Goal of the exercise
Among the records below, find each line that includes the string "Operator" and copy it.

Supplied entries
◆ ◆ ◆ ◆

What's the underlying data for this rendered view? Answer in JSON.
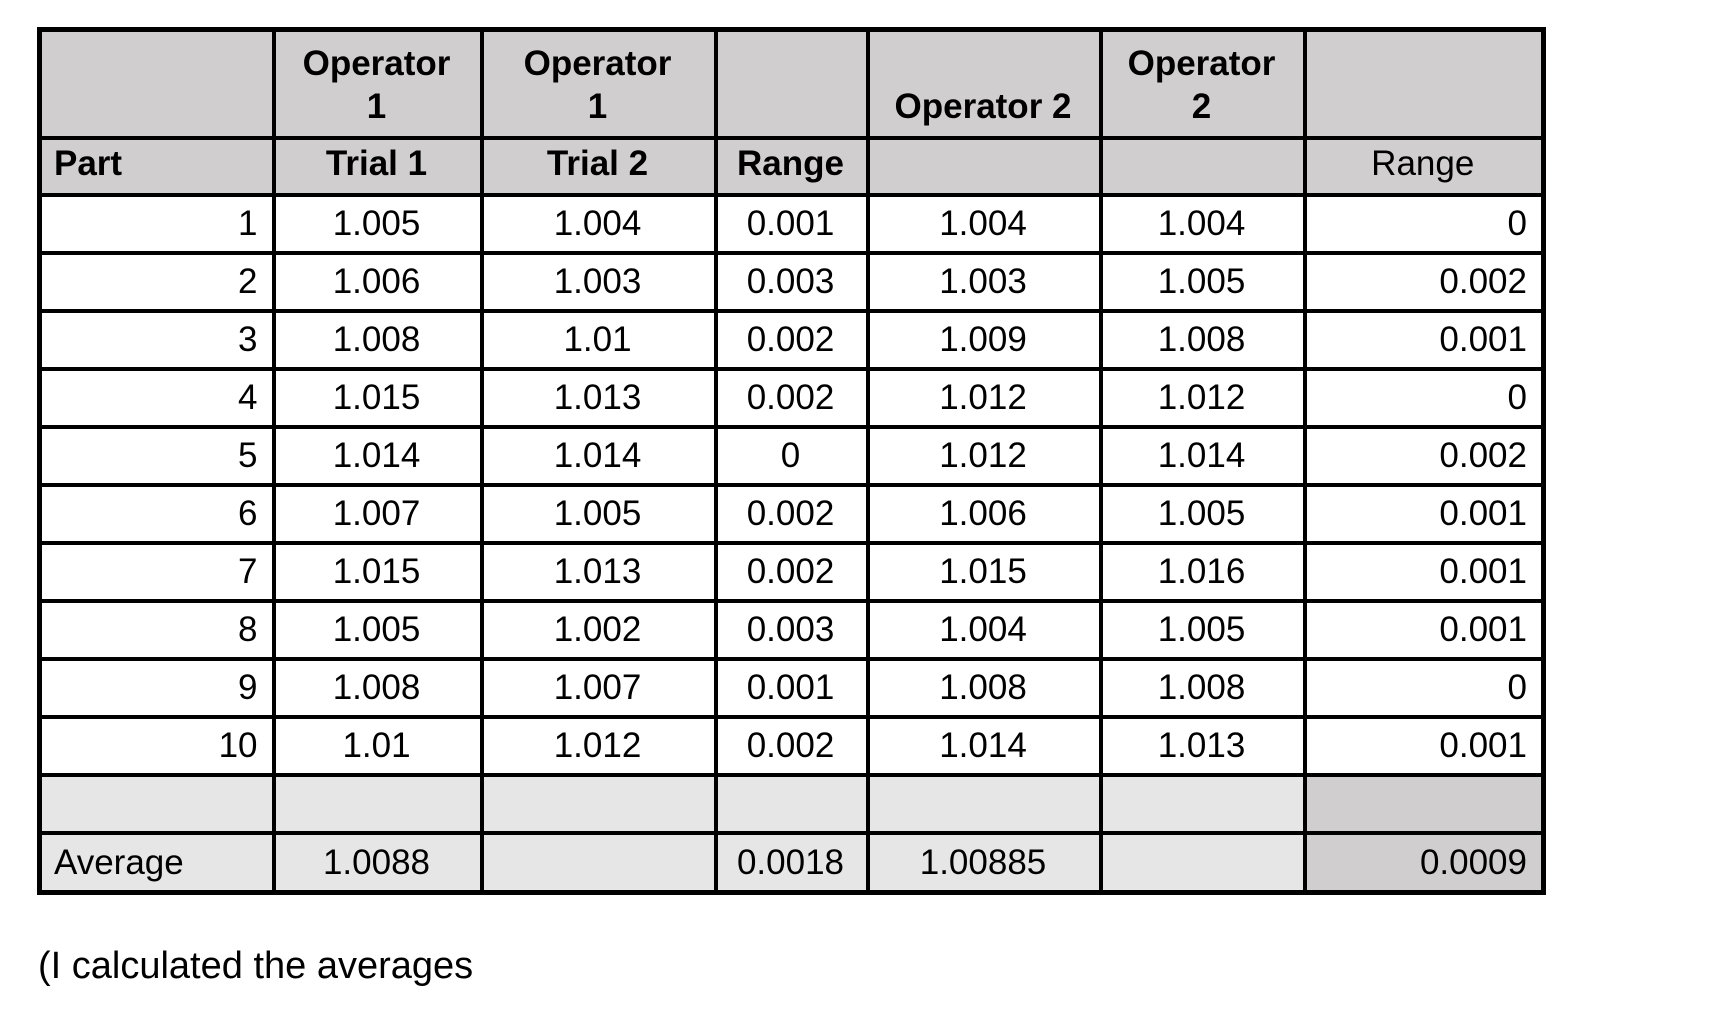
{
  "note": "(I calculated the averages",
  "colors": {
    "header_fill": "#d0cece",
    "summary_fill": "#e7e6e6",
    "summary_range_fill": "#d0cece",
    "border": "#000000",
    "background": "#ffffff"
  },
  "table": {
    "header_row1": [
      "",
      "Operator\n1",
      "Operator\n1",
      "",
      "Operator 2",
      "Operator\n2",
      ""
    ],
    "header_row2": [
      "Part",
      "Trial 1",
      "Trial 2",
      "Range",
      "",
      "",
      "Range"
    ],
    "rows": [
      [
        "1",
        "1.005",
        "1.004",
        "0.001",
        "1.004",
        "1.004",
        "0"
      ],
      [
        "2",
        "1.006",
        "1.003",
        "0.003",
        "1.003",
        "1.005",
        "0.002"
      ],
      [
        "3",
        "1.008",
        "1.01",
        "0.002",
        "1.009",
        "1.008",
        "0.001"
      ],
      [
        "4",
        "1.015",
        "1.013",
        "0.002",
        "1.012",
        "1.012",
        "0"
      ],
      [
        "5",
        "1.014",
        "1.014",
        "0",
        "1.012",
        "1.014",
        "0.002"
      ],
      [
        "6",
        "1.007",
        "1.005",
        "0.002",
        "1.006",
        "1.005",
        "0.001"
      ],
      [
        "7",
        "1.015",
        "1.013",
        "0.002",
        "1.015",
        "1.016",
        "0.001"
      ],
      [
        "8",
        "1.005",
        "1.002",
        "0.003",
        "1.004",
        "1.005",
        "0.001"
      ],
      [
        "9",
        "1.008",
        "1.007",
        "0.001",
        "1.008",
        "1.008",
        "0"
      ],
      [
        "10",
        "1.01",
        "1.012",
        "0.002",
        "1.014",
        "1.013",
        "0.001"
      ]
    ],
    "spacer_row": [
      "",
      "",
      "",
      "",
      "",
      "",
      ""
    ],
    "average_row": [
      "Average",
      "1.0088",
      "",
      "0.0018",
      "1.00885",
      "",
      "0.0009"
    ]
  }
}
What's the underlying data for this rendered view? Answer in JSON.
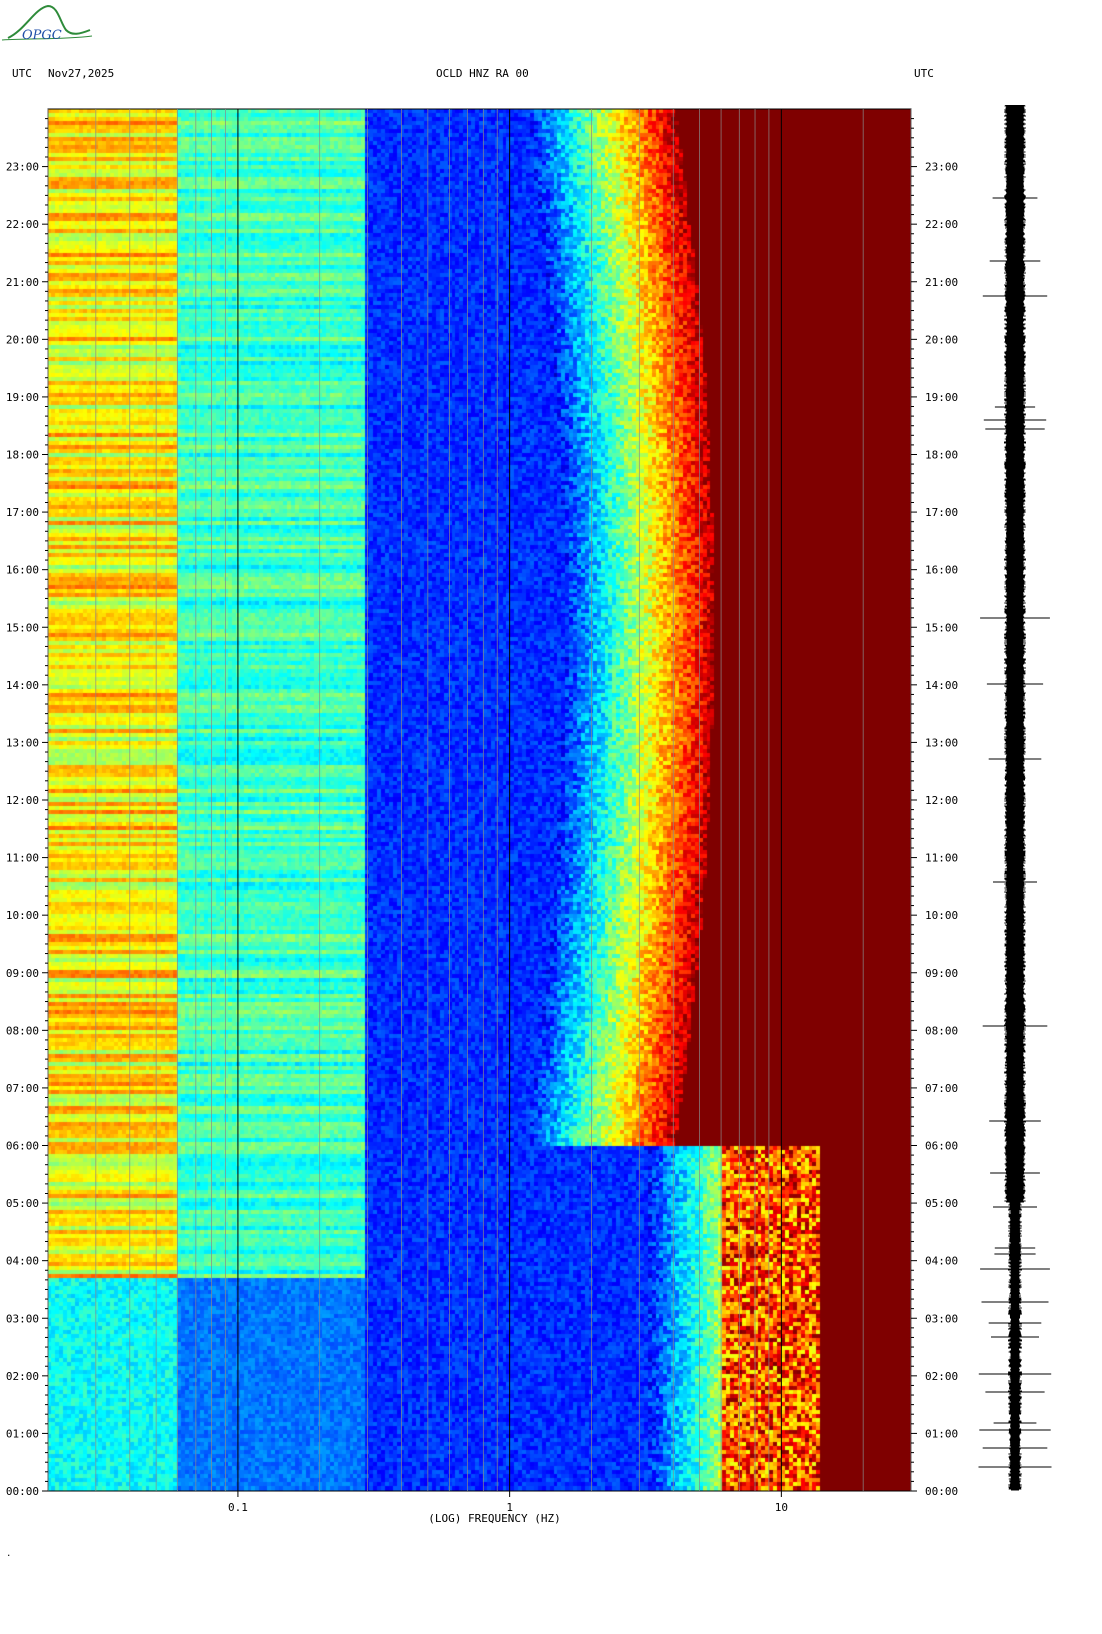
{
  "header": {
    "left_label": "UTC",
    "date": "Nov27,2025",
    "station": "OCLD HNZ RA 00",
    "right_label": "UTC",
    "logo_text": "OPGC"
  },
  "footer": {
    "mark": "."
  },
  "chart_data": {
    "type": "heatmap",
    "title": "OCLD HNZ RA 00",
    "xlabel": "(LOG) FREQUENCY (HZ)",
    "xscale": "log",
    "xlim": [
      0.02,
      30
    ],
    "x_ticks": [
      {
        "value": 0.1,
        "label": "0.1"
      },
      {
        "value": 1,
        "label": "1"
      },
      {
        "value": 10,
        "label": "10"
      }
    ],
    "y_ticks": [
      "00:00",
      "01:00",
      "02:00",
      "03:00",
      "04:00",
      "05:00",
      "06:00",
      "07:00",
      "08:00",
      "09:00",
      "10:00",
      "11:00",
      "12:00",
      "13:00",
      "14:00",
      "15:00",
      "16:00",
      "17:00",
      "18:00",
      "19:00",
      "20:00",
      "21:00",
      "22:00",
      "23:00"
    ],
    "ylim_hours": [
      0,
      24
    ],
    "colormap": [
      "#00007f",
      "#0000ff",
      "#0080ff",
      "#00ffff",
      "#80ff80",
      "#ffff00",
      "#ff8000",
      "#ff0000",
      "#7f0000"
    ],
    "notes": "spectral power vs time of day; low power minimum near 0.5-1 Hz, high power above ~3 Hz"
  },
  "waveform": {
    "name": "seismogram trace",
    "color": "#000000"
  }
}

◆ ◆ ◆ ◆

Solution for this problem
      "Operator\n1",
      "Operator\n1",
      "Operator 2",
      "Operator\n2",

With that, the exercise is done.